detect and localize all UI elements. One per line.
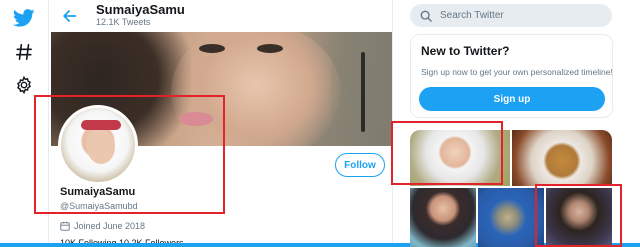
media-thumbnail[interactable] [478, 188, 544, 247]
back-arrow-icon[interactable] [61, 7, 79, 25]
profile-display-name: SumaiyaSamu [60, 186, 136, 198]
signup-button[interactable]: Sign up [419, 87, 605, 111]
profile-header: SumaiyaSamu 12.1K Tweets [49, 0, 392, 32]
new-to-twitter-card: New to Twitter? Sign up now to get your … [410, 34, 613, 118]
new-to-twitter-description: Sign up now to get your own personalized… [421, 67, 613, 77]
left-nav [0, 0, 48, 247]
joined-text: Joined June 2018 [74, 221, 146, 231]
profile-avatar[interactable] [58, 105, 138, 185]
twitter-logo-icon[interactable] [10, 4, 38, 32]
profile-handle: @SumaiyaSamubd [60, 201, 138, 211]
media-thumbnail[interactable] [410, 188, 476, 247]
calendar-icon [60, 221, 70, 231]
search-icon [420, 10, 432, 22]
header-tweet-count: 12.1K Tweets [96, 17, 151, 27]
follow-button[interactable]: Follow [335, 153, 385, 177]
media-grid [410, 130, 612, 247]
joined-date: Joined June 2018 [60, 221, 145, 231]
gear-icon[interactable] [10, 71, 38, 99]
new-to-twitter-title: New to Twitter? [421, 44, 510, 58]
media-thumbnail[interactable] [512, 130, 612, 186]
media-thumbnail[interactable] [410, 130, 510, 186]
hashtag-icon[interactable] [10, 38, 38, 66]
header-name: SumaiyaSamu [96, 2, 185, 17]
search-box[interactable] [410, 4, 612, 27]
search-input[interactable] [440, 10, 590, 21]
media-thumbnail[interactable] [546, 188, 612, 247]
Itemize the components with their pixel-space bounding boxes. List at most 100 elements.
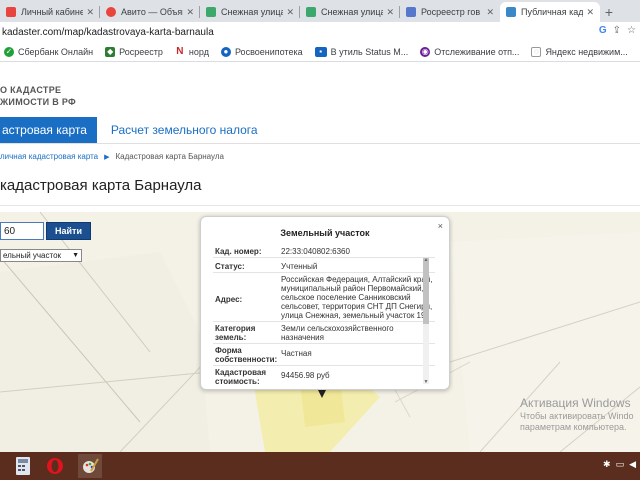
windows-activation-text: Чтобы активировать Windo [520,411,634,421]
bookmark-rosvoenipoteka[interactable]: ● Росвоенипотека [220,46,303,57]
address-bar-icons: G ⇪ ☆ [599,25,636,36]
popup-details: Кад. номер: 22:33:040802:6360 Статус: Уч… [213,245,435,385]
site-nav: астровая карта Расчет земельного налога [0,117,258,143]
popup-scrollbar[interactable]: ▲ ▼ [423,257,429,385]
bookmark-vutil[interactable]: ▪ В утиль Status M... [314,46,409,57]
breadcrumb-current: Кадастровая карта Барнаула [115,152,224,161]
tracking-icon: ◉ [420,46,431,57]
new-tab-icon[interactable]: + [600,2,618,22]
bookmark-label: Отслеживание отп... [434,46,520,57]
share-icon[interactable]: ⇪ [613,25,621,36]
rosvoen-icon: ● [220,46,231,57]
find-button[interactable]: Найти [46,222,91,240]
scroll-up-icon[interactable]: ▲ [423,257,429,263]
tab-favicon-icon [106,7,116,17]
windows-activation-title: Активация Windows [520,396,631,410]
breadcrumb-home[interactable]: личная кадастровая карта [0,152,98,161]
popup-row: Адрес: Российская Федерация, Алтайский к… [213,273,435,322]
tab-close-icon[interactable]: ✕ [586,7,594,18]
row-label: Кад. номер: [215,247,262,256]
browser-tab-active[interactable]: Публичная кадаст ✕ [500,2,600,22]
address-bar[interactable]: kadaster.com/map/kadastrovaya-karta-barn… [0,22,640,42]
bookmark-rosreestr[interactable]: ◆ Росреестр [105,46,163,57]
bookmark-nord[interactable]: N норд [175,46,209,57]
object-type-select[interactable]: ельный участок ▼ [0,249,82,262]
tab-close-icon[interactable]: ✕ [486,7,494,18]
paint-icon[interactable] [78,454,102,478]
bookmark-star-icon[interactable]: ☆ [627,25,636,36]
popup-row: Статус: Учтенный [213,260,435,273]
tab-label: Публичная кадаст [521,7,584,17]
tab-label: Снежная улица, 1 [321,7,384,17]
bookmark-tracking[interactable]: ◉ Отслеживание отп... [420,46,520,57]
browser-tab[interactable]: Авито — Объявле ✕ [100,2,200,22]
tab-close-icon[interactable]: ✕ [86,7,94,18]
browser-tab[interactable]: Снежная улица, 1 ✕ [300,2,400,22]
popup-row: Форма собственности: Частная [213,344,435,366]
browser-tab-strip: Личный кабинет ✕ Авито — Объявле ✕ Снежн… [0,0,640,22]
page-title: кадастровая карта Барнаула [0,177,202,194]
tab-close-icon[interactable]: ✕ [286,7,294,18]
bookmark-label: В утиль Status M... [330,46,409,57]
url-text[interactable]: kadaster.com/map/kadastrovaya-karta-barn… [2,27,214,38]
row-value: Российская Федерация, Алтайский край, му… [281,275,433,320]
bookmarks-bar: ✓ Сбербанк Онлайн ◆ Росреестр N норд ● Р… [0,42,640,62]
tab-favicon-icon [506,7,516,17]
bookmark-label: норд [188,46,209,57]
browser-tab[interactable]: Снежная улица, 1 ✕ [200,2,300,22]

GOAL:
Quote verbatim everything from the line that contains "windows-activation-text: Чтобы активировать" down to the line that contains "popup-scrollbar[interactable]: ▲ ▼", both of those lines included.

RESULT FOR THIS EXERCISE:
windows-activation-text: Чтобы активировать Windo [520,411,634,421]
bookmark-rosvoenipoteka[interactable]: ● Росвоенипотека [220,46,303,57]
address-bar-icons: G ⇪ ☆ [599,25,636,36]
popup-details: Кад. номер: 22:33:040802:6360 Статус: Уч… [213,245,435,385]
site-nav: астровая карта Расчет земельного налога [0,117,258,143]
popup-scrollbar[interactable]: ▲ ▼ [423,257,429,385]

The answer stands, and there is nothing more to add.